◆ GOAL ◆
Work out how many lines in the entries below include the word "cours". Give nothing but the number.

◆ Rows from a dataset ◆
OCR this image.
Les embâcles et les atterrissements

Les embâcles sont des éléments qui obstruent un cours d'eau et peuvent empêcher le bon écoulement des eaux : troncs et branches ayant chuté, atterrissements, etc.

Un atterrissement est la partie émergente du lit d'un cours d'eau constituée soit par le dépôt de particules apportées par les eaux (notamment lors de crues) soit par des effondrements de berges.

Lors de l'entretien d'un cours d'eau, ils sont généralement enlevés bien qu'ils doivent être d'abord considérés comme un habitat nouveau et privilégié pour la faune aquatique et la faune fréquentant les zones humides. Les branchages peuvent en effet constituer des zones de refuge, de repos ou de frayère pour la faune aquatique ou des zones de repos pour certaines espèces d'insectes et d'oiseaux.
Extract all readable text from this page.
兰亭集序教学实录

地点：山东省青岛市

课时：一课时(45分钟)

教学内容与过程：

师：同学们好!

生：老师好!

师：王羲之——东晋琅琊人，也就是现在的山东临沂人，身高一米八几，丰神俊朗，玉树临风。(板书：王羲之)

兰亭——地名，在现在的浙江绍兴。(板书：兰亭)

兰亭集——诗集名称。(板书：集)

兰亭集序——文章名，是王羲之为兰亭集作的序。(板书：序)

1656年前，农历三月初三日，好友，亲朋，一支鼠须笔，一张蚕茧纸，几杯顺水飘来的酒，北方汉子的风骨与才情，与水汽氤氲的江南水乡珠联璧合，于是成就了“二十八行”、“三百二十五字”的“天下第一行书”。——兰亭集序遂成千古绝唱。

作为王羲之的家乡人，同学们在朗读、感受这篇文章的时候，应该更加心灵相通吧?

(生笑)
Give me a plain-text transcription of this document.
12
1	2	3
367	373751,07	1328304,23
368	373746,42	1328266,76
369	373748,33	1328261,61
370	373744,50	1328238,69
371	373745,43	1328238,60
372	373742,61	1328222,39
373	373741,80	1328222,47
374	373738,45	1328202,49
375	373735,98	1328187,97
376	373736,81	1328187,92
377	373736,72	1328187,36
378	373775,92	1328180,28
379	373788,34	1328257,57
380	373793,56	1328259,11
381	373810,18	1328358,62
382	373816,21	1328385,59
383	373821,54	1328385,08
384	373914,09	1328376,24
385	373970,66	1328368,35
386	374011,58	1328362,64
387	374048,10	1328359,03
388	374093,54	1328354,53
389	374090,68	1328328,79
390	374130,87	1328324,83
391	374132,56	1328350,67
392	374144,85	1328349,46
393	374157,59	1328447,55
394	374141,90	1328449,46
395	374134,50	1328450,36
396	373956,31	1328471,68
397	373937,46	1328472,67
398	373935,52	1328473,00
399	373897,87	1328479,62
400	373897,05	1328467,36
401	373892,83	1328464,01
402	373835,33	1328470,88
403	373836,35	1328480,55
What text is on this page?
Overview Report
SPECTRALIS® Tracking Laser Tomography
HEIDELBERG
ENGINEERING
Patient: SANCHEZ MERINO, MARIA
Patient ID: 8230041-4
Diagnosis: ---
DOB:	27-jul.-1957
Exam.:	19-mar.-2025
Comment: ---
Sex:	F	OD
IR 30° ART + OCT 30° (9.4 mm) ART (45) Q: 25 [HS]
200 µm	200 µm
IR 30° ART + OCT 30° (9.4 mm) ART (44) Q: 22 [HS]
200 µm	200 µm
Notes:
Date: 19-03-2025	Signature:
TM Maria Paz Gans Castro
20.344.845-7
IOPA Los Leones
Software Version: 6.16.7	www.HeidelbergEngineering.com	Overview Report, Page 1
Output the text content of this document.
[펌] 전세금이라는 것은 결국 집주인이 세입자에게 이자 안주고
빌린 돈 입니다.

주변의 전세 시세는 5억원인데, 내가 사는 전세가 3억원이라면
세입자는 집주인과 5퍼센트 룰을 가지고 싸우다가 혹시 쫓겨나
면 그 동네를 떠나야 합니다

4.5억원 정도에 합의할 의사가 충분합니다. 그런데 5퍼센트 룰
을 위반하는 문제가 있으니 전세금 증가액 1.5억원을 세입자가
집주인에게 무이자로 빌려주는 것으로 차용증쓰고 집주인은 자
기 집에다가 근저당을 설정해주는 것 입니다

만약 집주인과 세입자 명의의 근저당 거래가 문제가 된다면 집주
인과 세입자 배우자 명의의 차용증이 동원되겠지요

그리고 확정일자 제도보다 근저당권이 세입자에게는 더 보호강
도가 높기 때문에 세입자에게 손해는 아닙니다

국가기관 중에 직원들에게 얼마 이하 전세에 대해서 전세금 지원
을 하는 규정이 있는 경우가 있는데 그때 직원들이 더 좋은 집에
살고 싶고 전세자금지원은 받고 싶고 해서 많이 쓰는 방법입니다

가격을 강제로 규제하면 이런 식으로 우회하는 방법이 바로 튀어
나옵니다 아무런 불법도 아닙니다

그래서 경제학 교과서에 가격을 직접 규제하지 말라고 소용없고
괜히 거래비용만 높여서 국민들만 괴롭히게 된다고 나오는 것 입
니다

◆ SOLUTION FOR THIS PROBLEM ◆
3